■ **EXERCISE DESCRIPTION**:
Figure out how many lines of the material below contain the word "مشتریان". Answer with the number only.

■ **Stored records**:

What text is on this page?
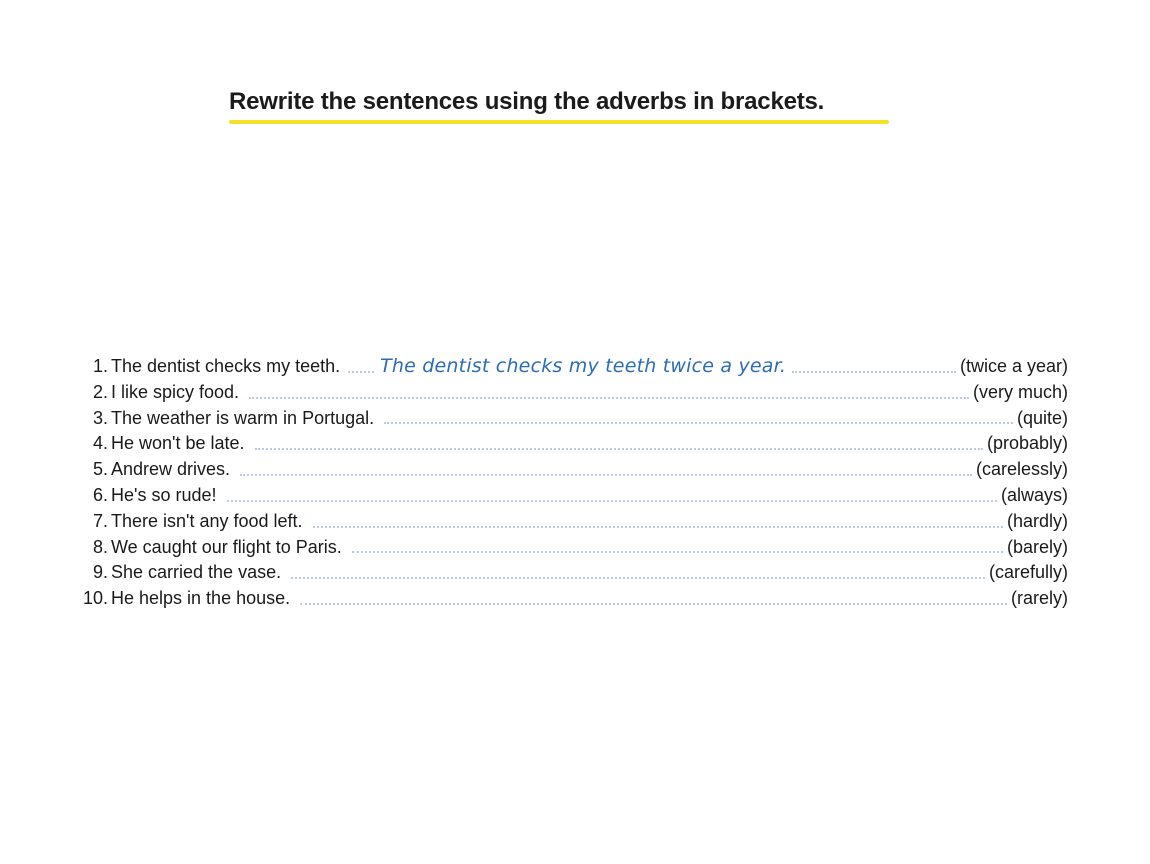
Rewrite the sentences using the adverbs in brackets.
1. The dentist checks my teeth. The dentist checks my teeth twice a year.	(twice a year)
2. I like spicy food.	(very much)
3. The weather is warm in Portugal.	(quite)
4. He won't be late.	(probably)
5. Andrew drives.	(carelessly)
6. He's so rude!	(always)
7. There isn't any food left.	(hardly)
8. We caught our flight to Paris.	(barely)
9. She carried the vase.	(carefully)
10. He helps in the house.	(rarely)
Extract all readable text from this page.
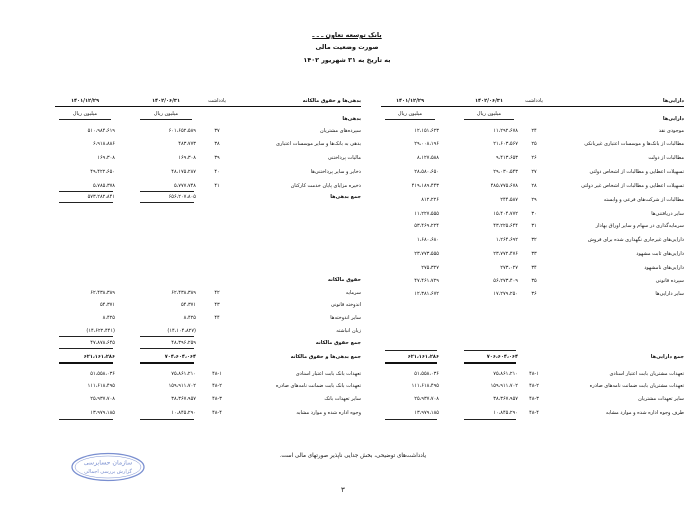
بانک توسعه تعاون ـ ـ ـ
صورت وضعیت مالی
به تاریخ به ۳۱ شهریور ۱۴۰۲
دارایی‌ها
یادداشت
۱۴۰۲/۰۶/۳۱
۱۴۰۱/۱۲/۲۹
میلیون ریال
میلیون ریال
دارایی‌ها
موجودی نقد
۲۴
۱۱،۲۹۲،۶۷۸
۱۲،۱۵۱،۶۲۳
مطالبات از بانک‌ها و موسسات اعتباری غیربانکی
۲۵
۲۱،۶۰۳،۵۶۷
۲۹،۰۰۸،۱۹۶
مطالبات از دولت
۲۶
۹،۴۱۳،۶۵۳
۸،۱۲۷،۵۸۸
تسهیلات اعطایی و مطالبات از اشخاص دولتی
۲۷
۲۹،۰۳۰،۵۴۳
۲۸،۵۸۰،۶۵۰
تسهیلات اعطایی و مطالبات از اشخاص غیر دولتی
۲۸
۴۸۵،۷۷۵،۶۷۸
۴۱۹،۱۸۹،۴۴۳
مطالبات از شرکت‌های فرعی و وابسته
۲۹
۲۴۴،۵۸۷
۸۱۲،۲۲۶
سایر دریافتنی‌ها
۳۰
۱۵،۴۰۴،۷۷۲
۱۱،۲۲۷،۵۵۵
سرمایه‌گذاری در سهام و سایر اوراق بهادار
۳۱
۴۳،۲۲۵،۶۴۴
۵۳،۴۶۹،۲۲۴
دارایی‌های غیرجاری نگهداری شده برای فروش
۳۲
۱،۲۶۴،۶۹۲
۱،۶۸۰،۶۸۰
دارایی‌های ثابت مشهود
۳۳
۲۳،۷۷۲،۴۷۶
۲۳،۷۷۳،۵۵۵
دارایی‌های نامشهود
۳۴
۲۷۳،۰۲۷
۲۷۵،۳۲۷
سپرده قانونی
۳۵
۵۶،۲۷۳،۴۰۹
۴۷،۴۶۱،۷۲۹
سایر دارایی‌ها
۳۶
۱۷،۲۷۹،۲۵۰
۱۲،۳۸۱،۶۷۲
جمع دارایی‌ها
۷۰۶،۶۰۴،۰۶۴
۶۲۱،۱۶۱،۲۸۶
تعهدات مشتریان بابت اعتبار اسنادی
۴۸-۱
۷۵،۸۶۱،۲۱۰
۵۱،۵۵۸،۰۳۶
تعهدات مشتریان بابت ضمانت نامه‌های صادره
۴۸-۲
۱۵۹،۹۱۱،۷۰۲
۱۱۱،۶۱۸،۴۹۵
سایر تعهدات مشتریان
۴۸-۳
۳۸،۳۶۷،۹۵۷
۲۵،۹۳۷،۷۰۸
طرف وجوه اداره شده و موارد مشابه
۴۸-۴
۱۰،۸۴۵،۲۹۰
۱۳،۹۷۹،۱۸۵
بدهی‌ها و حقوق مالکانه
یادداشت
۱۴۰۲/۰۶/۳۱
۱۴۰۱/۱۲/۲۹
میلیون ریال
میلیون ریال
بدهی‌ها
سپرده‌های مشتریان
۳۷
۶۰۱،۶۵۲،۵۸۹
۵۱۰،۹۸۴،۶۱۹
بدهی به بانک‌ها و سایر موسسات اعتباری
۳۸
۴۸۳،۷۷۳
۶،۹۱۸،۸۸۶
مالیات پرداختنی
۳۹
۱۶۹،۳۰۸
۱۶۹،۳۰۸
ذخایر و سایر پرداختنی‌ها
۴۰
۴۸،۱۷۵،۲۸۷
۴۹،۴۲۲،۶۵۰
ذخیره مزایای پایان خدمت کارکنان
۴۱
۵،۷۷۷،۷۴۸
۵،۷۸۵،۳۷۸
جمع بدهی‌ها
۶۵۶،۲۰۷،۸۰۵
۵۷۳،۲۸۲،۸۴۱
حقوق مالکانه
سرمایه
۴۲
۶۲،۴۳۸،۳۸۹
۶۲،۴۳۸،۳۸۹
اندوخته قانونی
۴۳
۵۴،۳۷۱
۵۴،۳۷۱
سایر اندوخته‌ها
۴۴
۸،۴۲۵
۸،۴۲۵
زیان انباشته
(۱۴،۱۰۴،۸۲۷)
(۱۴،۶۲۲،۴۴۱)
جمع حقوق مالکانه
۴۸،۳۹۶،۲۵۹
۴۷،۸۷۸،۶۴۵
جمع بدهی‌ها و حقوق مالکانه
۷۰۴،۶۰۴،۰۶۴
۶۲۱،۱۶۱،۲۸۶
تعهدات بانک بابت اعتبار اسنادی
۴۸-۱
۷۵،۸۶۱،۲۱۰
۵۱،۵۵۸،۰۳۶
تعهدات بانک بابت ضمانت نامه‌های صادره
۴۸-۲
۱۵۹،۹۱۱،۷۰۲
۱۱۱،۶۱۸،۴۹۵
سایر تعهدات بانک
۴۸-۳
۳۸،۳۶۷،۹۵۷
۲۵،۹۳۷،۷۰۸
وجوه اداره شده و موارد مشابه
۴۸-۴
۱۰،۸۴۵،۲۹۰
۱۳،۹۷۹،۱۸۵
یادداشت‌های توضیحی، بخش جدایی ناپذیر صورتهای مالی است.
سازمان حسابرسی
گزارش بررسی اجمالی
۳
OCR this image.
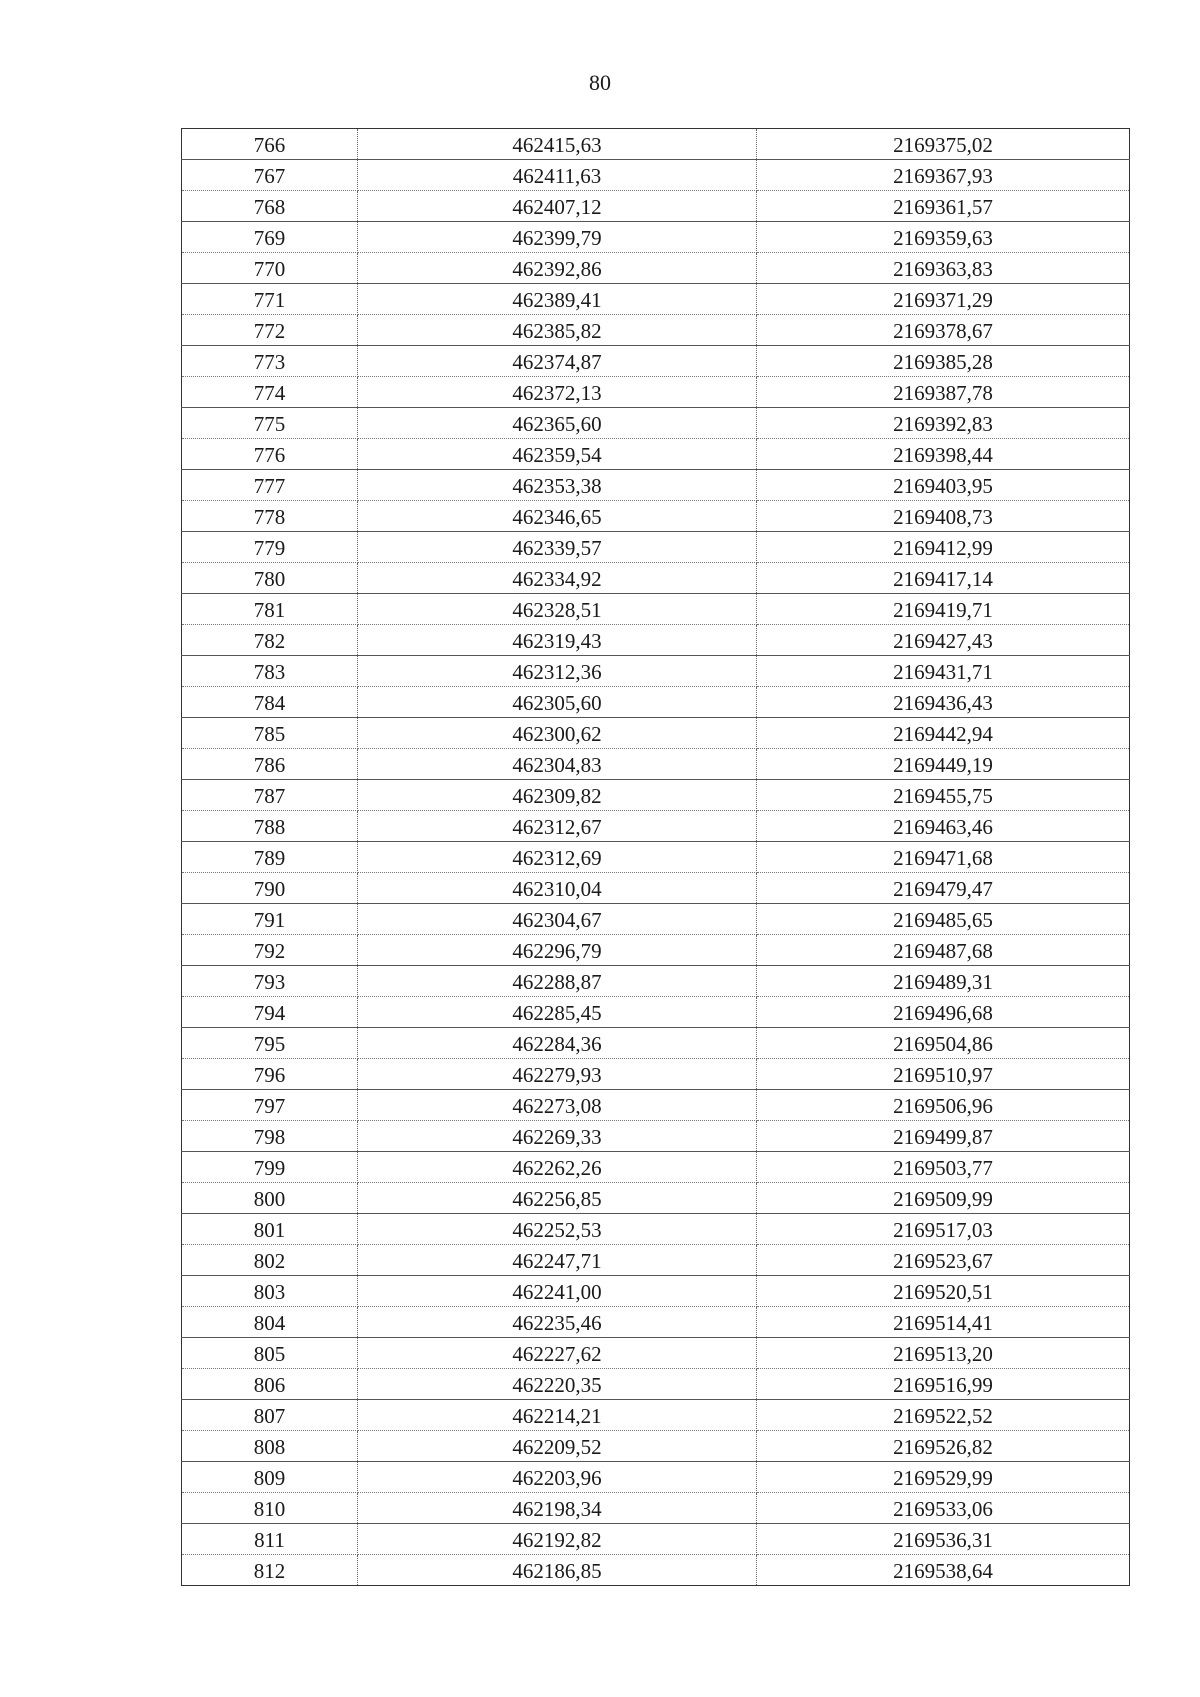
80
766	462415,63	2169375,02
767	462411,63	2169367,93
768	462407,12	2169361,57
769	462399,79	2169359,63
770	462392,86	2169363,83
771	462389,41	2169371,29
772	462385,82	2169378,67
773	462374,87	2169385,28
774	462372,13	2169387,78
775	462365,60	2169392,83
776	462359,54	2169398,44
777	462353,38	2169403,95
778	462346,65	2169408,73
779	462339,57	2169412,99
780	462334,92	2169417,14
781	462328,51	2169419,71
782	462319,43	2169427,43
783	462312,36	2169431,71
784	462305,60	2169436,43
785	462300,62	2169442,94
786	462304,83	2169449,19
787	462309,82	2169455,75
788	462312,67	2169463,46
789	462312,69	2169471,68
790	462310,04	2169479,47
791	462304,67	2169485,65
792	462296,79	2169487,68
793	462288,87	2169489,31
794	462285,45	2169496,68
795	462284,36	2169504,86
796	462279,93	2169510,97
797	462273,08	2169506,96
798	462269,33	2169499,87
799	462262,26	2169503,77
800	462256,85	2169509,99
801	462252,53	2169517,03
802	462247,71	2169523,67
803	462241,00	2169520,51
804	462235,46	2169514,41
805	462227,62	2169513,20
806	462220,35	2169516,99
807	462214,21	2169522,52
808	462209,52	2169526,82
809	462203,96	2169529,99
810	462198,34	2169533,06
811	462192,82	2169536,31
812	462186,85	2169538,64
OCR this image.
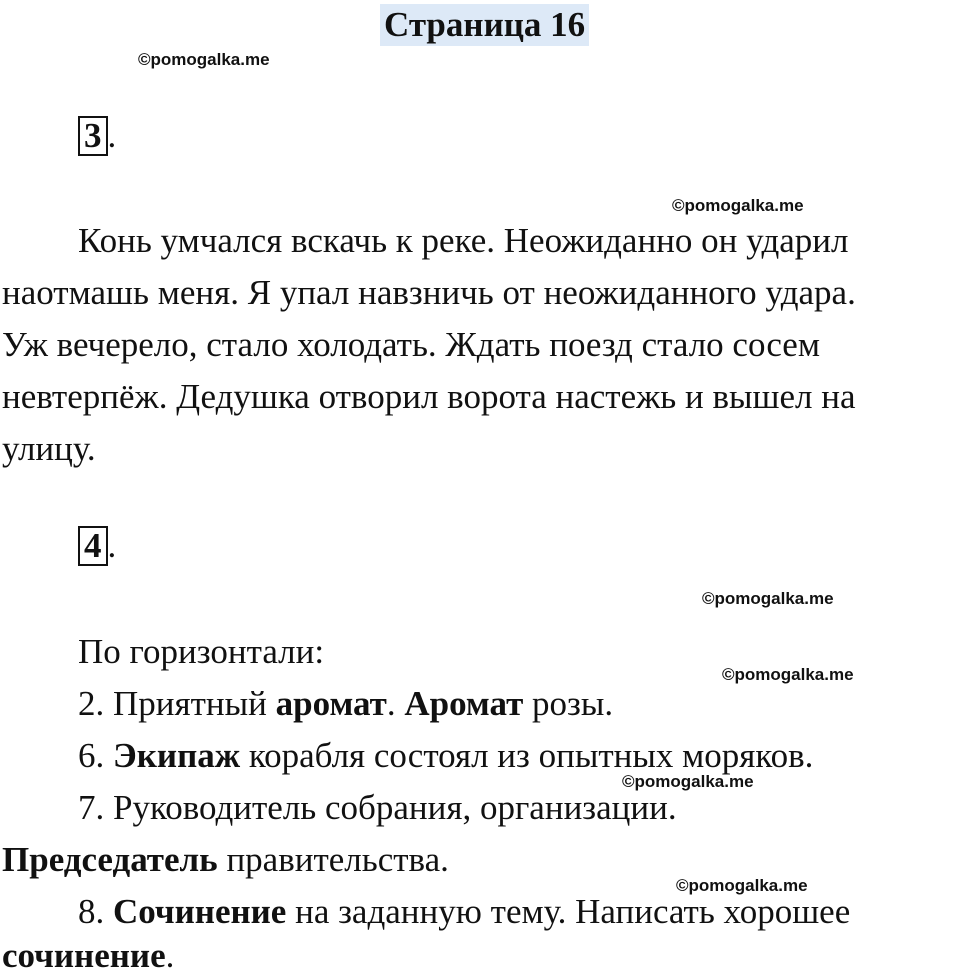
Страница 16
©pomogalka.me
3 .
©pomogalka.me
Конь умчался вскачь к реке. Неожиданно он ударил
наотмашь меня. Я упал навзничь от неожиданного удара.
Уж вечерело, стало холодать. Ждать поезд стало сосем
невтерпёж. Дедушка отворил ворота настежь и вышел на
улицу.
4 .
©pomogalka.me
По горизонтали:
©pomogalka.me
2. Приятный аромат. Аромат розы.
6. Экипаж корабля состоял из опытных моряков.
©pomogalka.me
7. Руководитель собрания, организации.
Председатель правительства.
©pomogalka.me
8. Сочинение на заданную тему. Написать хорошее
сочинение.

■ **RESPONSE FOR THIS EXERCISE**:
4